**TASK STATEMENT:** Identify each line below containing the string "Time" and copy it.

**ENTRIES SUPPLIED:**
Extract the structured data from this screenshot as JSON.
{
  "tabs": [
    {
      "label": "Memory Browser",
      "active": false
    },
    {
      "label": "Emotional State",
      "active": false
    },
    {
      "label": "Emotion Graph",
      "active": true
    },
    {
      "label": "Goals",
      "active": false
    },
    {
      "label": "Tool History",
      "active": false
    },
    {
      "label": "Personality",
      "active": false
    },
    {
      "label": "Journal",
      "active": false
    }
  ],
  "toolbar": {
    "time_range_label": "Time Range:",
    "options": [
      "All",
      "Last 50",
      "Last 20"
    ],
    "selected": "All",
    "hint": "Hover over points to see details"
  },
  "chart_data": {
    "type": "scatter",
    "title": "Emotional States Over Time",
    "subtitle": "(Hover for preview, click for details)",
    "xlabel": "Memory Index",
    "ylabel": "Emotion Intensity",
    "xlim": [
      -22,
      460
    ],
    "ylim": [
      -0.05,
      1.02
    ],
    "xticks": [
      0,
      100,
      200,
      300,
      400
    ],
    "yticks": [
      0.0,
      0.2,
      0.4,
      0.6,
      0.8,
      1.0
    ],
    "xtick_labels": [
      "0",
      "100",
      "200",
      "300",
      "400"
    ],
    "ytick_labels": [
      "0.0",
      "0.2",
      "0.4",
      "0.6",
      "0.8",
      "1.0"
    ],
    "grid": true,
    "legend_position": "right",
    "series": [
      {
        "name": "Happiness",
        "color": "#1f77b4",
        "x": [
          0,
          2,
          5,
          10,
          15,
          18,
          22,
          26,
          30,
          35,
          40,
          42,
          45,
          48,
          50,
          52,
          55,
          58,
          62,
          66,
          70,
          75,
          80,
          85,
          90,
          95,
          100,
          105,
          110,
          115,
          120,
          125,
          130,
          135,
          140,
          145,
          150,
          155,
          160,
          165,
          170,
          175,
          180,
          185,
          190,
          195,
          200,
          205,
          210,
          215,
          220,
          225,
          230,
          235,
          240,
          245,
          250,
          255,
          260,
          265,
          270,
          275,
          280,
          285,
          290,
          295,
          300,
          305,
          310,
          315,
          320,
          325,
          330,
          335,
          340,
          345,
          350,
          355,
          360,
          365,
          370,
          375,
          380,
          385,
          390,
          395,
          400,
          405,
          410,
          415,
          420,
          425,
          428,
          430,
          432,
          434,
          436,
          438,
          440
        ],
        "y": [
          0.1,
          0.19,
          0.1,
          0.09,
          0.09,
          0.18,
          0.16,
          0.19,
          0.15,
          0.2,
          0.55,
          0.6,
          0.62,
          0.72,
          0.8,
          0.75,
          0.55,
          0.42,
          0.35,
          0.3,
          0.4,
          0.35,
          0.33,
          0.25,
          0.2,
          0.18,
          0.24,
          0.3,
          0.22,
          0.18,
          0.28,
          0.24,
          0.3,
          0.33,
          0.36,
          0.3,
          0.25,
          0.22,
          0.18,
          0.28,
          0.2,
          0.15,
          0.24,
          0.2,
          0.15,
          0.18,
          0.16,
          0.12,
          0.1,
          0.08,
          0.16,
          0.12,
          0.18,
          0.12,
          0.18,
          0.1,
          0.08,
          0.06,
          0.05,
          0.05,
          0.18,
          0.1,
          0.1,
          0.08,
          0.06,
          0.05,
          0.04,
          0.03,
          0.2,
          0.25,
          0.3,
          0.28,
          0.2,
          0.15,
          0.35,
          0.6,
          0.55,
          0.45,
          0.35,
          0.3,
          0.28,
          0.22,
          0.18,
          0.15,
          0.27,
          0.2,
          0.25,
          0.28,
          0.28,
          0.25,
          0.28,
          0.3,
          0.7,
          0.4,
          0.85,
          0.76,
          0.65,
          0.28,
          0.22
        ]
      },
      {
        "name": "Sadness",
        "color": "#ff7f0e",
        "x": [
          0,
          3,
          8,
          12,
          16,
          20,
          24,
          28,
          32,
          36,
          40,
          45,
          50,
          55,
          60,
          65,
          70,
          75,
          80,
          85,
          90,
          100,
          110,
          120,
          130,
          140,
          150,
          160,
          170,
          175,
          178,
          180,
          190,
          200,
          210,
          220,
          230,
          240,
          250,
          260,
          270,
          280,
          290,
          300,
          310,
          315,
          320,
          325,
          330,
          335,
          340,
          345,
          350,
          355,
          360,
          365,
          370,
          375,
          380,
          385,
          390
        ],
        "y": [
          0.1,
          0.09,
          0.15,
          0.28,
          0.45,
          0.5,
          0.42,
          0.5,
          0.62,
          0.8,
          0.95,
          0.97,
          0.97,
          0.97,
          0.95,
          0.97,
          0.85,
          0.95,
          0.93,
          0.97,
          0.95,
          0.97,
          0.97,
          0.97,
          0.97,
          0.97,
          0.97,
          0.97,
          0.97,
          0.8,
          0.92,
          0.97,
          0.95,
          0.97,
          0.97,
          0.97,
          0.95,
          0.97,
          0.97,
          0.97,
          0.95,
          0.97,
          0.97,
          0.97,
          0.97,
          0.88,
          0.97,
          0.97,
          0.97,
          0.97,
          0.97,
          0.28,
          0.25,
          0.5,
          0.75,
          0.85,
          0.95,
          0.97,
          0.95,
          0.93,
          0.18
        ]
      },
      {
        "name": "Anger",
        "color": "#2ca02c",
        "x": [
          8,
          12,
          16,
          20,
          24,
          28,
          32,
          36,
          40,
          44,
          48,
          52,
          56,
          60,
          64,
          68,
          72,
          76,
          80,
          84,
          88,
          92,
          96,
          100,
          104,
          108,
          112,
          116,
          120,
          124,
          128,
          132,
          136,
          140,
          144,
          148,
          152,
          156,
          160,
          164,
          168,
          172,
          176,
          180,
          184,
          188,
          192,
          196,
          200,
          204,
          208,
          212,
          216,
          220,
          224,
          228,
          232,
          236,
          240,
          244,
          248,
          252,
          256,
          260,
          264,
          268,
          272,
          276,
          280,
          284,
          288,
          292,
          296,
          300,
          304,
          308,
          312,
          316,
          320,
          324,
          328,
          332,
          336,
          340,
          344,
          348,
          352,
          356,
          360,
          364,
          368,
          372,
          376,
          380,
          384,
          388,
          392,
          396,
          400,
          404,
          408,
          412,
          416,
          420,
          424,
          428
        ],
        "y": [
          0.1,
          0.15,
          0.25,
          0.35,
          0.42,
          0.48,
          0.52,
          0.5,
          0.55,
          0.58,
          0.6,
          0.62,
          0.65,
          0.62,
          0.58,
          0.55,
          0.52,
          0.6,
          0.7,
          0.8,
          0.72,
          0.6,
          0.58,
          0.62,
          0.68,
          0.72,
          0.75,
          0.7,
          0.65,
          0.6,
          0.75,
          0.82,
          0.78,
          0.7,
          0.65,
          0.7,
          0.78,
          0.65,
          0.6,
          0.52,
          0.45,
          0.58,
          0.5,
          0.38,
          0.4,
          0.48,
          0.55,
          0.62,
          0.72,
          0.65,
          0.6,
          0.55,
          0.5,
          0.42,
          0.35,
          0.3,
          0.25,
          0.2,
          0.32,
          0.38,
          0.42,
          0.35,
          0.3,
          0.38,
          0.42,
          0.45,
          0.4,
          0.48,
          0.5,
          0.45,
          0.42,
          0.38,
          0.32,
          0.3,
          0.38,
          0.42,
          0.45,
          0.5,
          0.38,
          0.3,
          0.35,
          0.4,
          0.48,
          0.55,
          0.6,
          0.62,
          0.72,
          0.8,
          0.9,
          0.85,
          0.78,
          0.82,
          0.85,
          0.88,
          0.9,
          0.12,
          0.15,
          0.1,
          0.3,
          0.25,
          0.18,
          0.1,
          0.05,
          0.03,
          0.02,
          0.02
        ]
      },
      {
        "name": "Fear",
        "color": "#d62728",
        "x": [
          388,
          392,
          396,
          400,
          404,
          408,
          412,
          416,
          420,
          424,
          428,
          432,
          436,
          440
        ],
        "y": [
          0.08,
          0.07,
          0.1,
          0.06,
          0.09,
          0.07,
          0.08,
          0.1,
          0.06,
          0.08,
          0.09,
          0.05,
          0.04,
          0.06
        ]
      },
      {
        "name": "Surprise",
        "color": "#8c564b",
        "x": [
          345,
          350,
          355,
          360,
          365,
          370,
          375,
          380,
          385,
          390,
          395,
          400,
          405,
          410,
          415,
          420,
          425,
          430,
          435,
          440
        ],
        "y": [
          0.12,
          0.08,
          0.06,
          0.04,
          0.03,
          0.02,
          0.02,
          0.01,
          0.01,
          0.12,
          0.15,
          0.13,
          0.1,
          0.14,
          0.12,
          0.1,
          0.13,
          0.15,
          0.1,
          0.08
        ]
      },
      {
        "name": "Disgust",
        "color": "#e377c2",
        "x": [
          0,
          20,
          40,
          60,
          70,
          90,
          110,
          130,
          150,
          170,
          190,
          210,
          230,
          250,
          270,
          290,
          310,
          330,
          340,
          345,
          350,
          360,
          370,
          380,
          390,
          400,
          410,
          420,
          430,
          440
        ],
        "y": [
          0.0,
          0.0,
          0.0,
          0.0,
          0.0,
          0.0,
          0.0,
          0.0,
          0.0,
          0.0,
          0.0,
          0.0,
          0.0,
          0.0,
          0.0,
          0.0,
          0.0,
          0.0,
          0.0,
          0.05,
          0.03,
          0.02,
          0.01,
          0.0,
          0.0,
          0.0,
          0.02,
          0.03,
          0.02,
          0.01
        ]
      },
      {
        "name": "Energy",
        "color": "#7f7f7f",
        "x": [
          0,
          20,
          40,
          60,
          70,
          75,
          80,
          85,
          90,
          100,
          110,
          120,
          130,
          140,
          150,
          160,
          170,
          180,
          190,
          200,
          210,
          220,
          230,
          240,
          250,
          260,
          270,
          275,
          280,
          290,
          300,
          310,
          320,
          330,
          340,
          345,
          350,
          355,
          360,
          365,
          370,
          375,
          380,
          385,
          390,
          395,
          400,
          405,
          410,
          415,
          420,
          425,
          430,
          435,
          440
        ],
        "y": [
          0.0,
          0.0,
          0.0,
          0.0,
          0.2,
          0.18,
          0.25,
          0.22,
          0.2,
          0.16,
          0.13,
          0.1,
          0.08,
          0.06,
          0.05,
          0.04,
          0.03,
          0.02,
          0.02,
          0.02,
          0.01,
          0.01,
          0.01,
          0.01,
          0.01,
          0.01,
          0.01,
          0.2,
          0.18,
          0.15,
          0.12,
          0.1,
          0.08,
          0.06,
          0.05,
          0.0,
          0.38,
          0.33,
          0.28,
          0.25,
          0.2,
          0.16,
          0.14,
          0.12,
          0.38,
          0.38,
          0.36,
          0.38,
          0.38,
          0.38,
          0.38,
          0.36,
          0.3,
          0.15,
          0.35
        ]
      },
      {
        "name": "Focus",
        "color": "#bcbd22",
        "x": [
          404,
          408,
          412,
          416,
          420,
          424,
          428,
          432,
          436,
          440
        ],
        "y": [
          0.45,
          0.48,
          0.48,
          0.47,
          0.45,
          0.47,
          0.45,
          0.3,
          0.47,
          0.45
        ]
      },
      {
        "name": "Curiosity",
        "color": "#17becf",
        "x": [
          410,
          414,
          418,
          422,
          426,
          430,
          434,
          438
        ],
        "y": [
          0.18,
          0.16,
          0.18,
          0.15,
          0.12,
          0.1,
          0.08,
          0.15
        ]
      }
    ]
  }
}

**WRITTEN RESPONSE:**
    "time_range_label": "Time Range:",
    "title": "Emotional States Over Time",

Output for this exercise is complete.